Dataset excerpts
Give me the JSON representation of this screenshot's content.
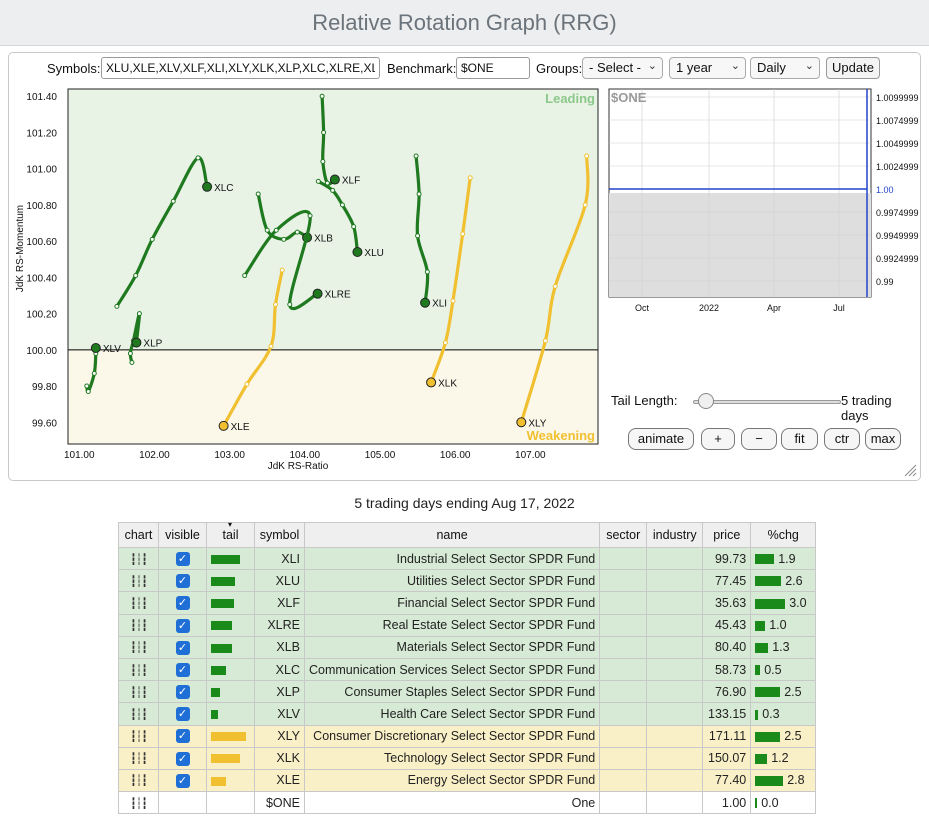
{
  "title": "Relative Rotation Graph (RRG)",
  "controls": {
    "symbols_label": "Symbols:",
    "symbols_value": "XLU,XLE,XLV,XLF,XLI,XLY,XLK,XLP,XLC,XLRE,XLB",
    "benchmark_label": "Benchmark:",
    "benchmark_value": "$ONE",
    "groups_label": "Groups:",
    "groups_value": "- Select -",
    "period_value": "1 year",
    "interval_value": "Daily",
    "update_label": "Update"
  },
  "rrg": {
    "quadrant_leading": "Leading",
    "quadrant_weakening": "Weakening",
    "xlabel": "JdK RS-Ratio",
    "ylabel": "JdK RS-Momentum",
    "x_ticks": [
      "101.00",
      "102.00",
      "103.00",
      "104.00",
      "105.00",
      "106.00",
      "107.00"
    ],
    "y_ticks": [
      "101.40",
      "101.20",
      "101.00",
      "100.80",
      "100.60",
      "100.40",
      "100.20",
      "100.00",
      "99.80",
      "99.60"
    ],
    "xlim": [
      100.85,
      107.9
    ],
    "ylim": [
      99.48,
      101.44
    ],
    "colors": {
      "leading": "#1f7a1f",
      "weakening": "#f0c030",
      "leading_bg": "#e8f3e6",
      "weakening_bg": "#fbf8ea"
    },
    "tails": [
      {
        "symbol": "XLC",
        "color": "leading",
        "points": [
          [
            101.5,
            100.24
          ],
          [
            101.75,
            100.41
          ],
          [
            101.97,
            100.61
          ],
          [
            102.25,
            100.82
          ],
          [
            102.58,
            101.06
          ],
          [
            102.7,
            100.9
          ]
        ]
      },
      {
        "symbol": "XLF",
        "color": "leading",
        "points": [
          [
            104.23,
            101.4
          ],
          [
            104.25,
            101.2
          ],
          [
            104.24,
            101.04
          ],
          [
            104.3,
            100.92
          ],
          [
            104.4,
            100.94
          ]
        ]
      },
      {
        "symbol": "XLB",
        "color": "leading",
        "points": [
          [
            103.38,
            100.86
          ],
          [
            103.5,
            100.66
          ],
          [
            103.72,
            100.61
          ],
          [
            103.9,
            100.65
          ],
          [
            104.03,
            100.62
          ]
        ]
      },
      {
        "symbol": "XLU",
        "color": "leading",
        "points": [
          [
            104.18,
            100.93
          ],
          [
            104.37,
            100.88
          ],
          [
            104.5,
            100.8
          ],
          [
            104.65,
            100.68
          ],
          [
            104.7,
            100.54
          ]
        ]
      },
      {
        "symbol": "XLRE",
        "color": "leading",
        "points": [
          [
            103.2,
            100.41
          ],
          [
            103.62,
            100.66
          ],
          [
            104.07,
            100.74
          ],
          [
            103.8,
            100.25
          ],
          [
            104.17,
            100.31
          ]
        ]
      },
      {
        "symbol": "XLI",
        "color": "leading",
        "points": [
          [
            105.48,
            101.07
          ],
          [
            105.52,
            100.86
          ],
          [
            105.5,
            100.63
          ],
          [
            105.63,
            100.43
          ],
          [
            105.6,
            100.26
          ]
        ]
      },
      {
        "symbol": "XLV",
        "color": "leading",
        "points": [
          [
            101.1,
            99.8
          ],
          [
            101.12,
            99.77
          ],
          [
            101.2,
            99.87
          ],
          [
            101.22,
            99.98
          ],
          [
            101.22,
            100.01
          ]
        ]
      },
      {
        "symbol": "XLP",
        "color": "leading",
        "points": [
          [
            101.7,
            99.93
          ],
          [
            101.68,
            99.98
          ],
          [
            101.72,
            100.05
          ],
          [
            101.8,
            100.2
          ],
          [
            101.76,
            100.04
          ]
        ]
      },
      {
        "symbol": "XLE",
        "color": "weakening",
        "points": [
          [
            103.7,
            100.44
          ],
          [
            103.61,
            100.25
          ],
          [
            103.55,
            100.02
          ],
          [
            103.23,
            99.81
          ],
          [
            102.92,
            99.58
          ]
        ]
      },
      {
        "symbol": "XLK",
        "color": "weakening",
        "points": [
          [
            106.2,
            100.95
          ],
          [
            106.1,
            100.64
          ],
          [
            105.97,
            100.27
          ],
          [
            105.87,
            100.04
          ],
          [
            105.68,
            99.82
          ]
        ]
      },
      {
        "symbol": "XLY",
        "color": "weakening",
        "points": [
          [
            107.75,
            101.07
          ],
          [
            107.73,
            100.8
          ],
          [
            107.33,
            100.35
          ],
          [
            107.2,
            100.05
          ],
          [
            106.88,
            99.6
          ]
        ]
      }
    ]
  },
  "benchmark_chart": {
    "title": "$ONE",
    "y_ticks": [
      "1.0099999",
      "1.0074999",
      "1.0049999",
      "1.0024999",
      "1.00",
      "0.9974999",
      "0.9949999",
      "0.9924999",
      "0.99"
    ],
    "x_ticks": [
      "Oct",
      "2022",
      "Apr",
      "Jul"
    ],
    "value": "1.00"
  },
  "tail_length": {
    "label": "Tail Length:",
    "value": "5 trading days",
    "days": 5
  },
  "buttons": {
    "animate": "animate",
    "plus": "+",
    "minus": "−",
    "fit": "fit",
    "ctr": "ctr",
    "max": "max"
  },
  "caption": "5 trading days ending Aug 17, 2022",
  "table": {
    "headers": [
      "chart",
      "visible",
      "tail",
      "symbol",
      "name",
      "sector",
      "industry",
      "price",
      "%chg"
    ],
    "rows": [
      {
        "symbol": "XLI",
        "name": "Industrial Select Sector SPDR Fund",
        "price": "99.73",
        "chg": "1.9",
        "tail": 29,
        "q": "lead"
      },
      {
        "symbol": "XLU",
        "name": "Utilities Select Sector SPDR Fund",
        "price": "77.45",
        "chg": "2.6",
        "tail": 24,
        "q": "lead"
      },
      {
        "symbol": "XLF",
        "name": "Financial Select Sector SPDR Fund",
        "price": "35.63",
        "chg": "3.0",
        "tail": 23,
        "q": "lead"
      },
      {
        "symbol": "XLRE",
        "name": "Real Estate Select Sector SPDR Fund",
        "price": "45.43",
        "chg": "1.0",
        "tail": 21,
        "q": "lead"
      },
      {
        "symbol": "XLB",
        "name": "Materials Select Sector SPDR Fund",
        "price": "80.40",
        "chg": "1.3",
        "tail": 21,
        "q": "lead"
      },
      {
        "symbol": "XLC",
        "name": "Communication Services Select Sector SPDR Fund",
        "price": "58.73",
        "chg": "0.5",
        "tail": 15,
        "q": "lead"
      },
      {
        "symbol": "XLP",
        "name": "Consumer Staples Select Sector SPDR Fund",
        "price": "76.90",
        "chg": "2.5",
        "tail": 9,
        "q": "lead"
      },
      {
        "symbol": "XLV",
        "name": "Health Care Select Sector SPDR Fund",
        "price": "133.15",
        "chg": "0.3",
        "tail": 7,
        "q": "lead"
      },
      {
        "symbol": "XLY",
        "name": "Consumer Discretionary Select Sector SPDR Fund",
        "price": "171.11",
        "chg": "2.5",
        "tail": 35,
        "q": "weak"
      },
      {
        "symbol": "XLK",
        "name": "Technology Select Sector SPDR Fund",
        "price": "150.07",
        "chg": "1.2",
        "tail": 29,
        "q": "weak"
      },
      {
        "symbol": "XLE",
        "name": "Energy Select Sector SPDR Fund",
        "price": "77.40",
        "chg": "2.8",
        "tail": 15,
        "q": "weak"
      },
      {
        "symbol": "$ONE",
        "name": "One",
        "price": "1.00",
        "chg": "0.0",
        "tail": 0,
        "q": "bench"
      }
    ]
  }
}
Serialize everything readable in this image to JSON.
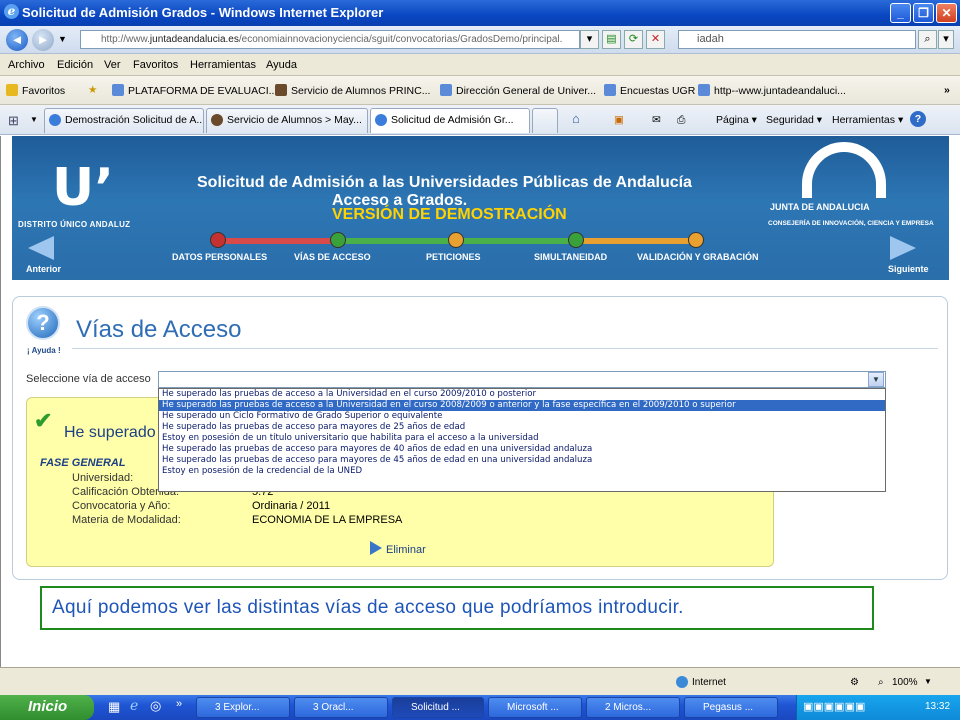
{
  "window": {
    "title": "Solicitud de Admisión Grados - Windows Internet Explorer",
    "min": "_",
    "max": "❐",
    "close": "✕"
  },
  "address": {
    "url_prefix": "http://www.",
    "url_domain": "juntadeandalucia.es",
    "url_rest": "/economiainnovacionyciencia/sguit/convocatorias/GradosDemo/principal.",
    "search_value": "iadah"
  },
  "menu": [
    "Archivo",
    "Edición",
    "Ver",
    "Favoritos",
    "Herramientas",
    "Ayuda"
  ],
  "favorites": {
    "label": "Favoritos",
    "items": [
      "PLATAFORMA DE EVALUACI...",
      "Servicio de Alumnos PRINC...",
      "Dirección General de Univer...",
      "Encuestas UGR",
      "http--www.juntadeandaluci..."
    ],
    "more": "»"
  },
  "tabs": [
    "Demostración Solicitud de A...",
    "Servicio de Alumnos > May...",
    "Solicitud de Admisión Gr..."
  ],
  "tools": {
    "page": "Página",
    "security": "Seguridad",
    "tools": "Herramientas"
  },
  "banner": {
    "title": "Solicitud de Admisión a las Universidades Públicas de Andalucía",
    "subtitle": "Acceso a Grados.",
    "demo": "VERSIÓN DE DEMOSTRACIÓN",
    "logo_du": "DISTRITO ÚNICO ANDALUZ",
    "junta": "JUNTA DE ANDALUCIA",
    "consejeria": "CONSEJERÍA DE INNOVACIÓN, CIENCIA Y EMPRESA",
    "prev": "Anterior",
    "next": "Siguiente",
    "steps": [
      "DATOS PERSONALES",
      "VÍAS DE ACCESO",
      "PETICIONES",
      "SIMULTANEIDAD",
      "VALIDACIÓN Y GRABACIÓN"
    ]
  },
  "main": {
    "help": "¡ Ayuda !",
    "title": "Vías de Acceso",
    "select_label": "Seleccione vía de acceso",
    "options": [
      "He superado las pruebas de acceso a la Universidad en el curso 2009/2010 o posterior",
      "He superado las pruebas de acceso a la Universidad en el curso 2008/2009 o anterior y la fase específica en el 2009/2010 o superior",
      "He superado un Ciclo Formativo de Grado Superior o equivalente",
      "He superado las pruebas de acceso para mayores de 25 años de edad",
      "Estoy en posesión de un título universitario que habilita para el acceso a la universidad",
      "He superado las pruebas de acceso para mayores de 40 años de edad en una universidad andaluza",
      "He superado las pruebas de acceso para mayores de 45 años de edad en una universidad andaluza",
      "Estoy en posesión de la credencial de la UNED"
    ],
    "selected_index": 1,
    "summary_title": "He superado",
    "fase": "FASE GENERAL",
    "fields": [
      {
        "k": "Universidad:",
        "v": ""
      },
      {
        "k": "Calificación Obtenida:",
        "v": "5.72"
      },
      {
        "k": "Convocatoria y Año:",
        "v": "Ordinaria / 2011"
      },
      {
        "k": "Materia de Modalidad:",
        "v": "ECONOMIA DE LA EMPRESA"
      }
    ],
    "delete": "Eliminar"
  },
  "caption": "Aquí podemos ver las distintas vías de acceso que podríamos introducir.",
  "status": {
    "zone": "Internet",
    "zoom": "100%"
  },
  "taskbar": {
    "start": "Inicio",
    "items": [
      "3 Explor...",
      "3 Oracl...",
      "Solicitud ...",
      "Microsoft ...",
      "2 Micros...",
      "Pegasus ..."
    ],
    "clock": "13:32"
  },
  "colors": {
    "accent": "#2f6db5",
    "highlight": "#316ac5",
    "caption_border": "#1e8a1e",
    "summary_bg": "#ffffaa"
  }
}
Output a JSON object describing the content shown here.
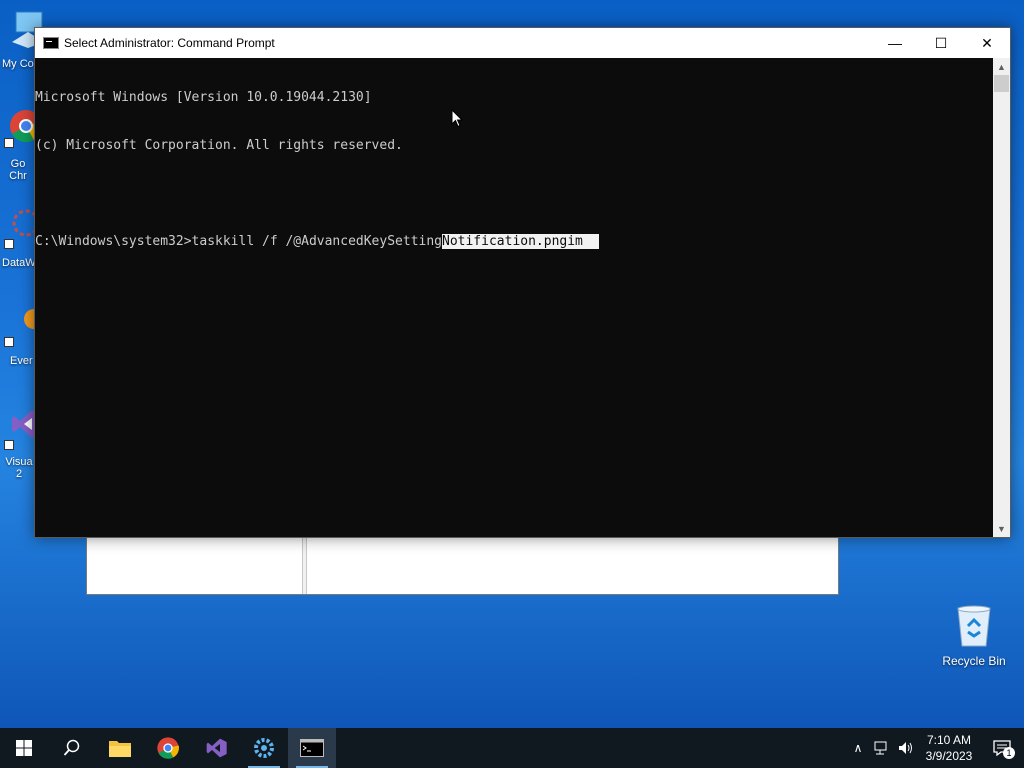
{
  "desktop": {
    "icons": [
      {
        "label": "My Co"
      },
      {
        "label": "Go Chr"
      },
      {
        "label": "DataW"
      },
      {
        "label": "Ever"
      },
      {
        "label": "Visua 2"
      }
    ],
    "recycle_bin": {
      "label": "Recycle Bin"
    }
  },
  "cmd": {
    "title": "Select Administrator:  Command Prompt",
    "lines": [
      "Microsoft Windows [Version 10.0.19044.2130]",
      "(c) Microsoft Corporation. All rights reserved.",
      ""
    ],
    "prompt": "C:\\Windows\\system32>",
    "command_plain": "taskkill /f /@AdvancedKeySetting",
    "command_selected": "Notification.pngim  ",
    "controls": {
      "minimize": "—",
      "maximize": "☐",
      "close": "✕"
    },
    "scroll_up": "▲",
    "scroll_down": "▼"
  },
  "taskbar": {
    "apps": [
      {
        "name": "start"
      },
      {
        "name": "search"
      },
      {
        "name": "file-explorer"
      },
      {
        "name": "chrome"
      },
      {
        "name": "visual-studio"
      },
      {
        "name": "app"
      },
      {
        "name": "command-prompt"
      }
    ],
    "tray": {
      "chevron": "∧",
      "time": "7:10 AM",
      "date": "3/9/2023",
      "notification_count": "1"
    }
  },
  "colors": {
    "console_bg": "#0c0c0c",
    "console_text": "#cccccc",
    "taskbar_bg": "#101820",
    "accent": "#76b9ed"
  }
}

### Task statement
Pull out every line holding "Servicio" from the records above, and copy it.

### Written solution
      "Servicio de Alumnos PRINC...",
    "Servicio de Alumnos > May...",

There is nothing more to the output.